-------- The records --------

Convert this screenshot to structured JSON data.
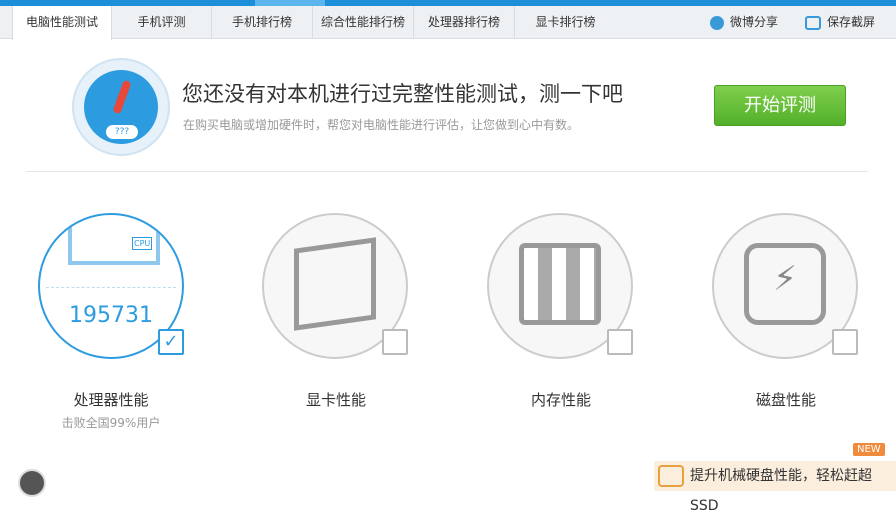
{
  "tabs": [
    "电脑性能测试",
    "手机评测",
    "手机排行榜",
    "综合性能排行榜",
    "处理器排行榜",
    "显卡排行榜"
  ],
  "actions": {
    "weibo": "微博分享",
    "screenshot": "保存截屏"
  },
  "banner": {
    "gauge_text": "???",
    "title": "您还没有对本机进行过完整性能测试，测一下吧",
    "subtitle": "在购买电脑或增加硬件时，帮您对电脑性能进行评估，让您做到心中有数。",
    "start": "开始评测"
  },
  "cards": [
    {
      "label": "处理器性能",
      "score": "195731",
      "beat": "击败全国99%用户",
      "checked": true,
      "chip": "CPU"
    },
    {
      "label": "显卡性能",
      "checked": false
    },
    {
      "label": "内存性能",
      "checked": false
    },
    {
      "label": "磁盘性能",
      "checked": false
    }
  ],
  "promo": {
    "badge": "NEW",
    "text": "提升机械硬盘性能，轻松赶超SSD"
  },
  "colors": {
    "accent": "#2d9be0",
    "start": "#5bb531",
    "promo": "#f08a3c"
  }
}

--------

**Aim of the exercise**
Without the pictures, return all the records precisely as they stand.

**Written solution**
Convert this screenshot to structured JSON data.
{
  "tabs": [
    "电脑性能测试",
    "手机评测",
    "手机排行榜",
    "综合性能排行榜",
    "处理器排行榜",
    "显卡排行榜"
  ],
  "actions": {
    "weibo": "微博分享",
    "screenshot": "保存截屏"
  },
  "banner": {
    "gauge_text": "???",
    "title": "您还没有对本机进行过完整性能测试，测一下吧",
    "subtitle": "在购买电脑或增加硬件时，帮您对电脑性能进行评估，让您做到心中有数。",
    "start": "开始评测"
  },
  "cards": [
    {
      "label": "处理器性能",
      "score": "195731",
      "beat": "击败全国99%用户",
      "checked": true,
      "chip": "CPU"
    },
    {
      "label": "显卡性能",
      "checked": false
    },
    {
      "label": "内存性能",
      "checked": false
    },
    {
      "label": "磁盘性能",
      "checked": false
    }
  ],
  "promo": {
    "badge": "NEW",
    "text": "提升机械硬盘性能，轻松赶超SSD"
  },
  "colors": {
    "accent": "#2d9be0",
    "start": "#5bb531",
    "promo": "#f08a3c"
  }
}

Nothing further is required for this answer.